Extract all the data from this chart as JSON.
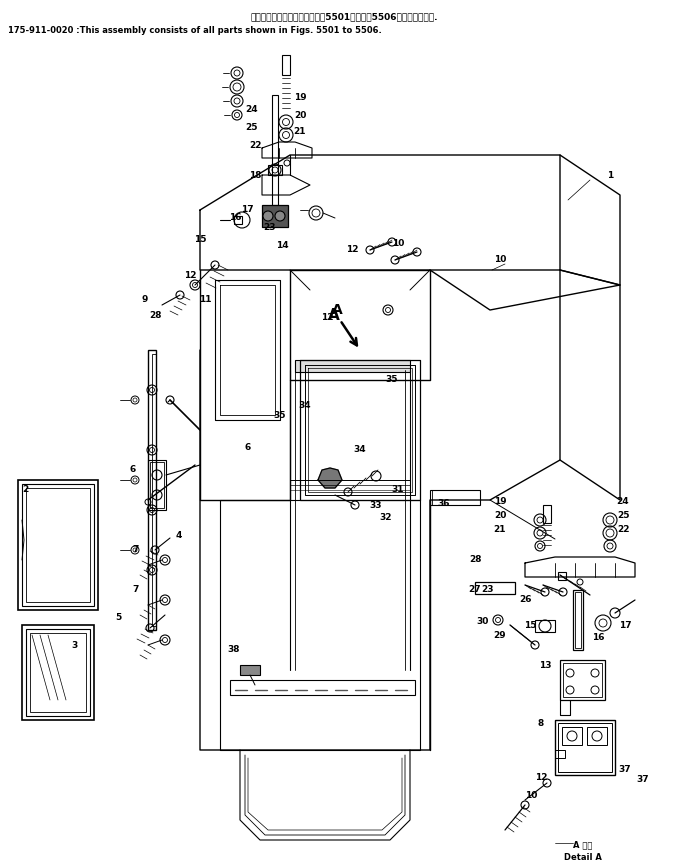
{
  "title_line1": "このアセンブリの構成部品は第5501図から第5506図まで含みます.",
  "title_line2": "175-911-0020 :This assembly consists of all parts shown in Figs. 5501 to 5506.",
  "detail_label_jp": "A 詳細",
  "detail_label_en": "Detail A",
  "bg_color": "#ffffff",
  "lc": "#1a1a1a",
  "tc": "#1a1a1a",
  "fig_width": 6.88,
  "fig_height": 8.66,
  "dpi": 100
}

## WRITTEN PROBLEM
Repeat the data exactly in full, omitting its pictures.

## CORRECT RESPONSE
Extract all the data from this chart as JSON.
{
  "title_line1": "このアセンブリの構成部品は第5501図から第5506図まで含みます.",
  "title_line2": "175-911-0020 :This assembly consists of all parts shown in Figs. 5501 to 5506.",
  "detail_label_jp": "A 詳細",
  "detail_label_en": "Detail A",
  "bg_color": "#ffffff",
  "lc": "#1a1a1a",
  "tc": "#1a1a1a",
  "fig_width": 6.88,
  "fig_height": 8.66,
  "dpi": 100
}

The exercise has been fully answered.